§ PASSAGE FOR REVIEW:
A former paramedic and part-time musician felt more than the shock of good music on Saturday when he was hit by lightning while rehearsing with his band on his carport.
Donald Sargent said that despite the relatively calm skies around 12:30 p.m. on Saturday, a sudden flash of lightning struck a nearby oak tree then shot over and hit a tuning peg on the bass guitar he was holding.
Sargent said he and his band members were sitting on the carport and getting ready to jam when he heard a loud pop and felt pain in his hand and shoulder.
“Something said, ‘POW,’ and went through that $2,000 Marcus Miller bass,” he said. “It hurt my elbow and burned up the pre-amp in that Marcus Miller bass.”
Sargent said just talking about it gave him chills.
“It went through me and hit (guitarist) Justin Taylor sitting behind me and knocked him off the stool. The keyboard player saw it and he didn’t know what to do,” he said.
The lightning hit an oak tree about 75 feet away in a nearby pasture and traveled to the nearest conductor — Sargent’s bass.
Sargent just so happened to be the only one holding an instrument.
He said the strike caused his hand to stay gripped around the neck of the guitar.
“It closed my hand, I couldn’t open it,” he said, adding that it was about 10 seconds before he was able to unclasp his hand from the instrument.
“The guitar was a lightning rod. It lit up,” he said.
Between the scare of a lightning strike and the actual voltage, Sargent began having an irregular heartbeat.
Sargent’s wife came outside after the commotion and his band members were less than positive about the outcome.
“My wife came out and they said, ‘Sarge is dead.’ They thought I was dead,” he said, laughing about it days later. “Then I started moving and they said, ‘He’s alright.’ ”
As unbelievable as it may sound to others, Sargent is just as amazed.

§ SOURCE DATA:
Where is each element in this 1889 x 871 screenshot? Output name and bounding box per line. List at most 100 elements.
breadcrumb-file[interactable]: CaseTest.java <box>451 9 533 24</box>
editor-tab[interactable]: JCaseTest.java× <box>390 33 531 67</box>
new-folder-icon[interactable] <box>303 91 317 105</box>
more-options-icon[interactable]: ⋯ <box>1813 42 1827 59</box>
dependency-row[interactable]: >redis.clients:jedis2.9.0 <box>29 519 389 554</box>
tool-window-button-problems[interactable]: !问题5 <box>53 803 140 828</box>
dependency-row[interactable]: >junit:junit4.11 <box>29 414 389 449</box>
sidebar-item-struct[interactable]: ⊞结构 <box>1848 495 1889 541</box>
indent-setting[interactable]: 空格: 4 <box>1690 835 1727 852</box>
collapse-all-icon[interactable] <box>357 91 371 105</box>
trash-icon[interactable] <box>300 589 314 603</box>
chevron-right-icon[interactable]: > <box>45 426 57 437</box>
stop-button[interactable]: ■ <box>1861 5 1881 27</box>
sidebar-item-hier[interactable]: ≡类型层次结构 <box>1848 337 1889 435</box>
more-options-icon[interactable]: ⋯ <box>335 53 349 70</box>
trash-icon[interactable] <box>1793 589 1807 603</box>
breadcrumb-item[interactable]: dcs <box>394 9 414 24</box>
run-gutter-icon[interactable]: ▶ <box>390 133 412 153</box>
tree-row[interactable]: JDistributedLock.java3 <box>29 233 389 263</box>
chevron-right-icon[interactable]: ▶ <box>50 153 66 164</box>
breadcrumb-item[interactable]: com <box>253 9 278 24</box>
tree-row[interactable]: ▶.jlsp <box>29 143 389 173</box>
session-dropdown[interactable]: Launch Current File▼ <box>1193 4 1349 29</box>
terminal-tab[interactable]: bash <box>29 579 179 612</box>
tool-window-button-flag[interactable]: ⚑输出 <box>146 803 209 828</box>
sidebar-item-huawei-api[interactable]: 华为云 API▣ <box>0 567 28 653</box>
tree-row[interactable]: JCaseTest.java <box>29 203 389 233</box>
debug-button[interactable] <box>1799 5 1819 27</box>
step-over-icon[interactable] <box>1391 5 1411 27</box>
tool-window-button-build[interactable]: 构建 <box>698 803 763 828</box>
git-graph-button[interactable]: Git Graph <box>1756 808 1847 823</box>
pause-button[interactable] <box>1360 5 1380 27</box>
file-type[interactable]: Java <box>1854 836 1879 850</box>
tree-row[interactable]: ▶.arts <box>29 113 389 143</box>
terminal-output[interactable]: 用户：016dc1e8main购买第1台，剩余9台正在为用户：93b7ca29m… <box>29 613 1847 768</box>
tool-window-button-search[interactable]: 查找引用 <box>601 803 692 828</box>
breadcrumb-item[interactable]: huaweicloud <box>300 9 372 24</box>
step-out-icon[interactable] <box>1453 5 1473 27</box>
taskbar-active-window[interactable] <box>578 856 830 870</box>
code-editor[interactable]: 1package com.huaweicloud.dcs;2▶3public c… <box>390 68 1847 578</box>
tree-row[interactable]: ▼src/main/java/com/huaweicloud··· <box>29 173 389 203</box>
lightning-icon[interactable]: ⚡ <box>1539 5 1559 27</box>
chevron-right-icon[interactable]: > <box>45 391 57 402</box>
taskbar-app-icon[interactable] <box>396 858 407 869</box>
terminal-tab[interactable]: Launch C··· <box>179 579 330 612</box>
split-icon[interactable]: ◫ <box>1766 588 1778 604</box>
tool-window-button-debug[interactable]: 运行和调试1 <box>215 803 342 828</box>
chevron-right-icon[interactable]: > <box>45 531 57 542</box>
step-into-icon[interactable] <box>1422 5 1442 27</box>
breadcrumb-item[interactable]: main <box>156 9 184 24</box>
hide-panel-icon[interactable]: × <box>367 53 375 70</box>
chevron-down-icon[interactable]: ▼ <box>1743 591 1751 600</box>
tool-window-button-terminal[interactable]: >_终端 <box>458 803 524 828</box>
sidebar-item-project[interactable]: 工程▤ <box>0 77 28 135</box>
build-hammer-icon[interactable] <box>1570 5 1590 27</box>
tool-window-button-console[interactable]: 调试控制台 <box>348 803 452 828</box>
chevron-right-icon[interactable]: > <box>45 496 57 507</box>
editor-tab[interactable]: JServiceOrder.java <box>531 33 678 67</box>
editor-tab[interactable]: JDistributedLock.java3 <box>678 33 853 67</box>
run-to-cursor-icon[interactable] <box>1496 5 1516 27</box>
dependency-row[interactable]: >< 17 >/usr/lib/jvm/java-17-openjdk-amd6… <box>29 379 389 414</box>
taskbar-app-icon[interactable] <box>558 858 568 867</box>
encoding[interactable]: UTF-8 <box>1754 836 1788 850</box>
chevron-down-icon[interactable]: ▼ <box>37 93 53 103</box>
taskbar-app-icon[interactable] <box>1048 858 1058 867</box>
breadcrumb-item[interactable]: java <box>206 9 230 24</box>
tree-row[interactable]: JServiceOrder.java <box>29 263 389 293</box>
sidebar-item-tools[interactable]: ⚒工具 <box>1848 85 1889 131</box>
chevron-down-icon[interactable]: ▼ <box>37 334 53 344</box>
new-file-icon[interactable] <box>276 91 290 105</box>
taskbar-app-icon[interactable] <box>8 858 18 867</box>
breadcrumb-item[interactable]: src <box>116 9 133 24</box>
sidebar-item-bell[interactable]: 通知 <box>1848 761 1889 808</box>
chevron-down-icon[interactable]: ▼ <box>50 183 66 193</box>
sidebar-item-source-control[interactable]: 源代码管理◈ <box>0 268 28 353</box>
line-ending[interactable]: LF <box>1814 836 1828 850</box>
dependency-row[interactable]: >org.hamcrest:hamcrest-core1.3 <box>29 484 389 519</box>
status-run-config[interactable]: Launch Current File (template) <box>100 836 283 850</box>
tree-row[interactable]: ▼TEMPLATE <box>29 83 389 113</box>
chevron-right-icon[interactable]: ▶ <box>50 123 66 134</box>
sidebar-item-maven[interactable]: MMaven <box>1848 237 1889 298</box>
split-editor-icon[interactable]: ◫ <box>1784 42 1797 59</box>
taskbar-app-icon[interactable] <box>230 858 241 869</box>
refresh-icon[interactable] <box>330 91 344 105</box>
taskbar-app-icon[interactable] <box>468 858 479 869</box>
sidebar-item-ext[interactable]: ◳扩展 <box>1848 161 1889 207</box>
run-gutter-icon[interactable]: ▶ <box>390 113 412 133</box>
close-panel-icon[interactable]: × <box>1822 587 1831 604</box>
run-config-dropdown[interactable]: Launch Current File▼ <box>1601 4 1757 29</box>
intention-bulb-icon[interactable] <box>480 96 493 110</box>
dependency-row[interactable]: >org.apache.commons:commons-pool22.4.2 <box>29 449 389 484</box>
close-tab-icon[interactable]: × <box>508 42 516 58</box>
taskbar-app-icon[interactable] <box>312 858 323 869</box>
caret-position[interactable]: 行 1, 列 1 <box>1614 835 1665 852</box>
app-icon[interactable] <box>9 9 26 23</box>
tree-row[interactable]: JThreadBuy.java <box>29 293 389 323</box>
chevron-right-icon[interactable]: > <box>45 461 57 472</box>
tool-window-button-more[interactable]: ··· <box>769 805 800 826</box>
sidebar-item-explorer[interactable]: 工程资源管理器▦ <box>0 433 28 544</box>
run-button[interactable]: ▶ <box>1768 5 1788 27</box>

§ COMPLETE THE FOLLOWING:
A - Answer these about the lightning-strike story:
(i) Around what time on Saturday did the lightning hit?
(ii) How far away was the oak tree that the lightning struck?
(iii) About how long was it before Sargent could unclasp his hand from the bass?
B - Pick up the lightning-strike story after its final sentence and carry it on.

§ RESPONSES BY TASK:
A -
(i) Around 12:30 p.m.
(ii) About 75 feet away.
(iii) About 10 seconds.

B -
“I lived through that, man,” he said.
Sargent said there was no sign of a storm brewing at the time of the incident, only cloudy skies.
“It just came from nowhere,” he said. “There wasn’t any bad weather anywhere, but it said ‘POW’ and struck that oak tree, then blew the bark off the tree into the pasture.”
Sargent, who now works in the non-emergency transportation department of Southwest Mississippi Regional Medical Center, said that after working 18 years on the ambulance service for Southwest, he’s aware of what a lightning strike can do to a person.
“I wasn’t thinking about that at the time. We were just trying to rehearse,” he said. “It blew my mind. I thought I was gone.”
Once his heart resumed a normalhythm and he was able to open and close his hand, Sargent said he decided not to go to the hospital.
As thankful as he is for his life, Sargent is equally as thankful that his bass is salvageable, although it needs repairing.
“That was a $2,000 bass, but they make basses every day,” he said. “Man, I love that bass. I’ve got several, but that’s the one.”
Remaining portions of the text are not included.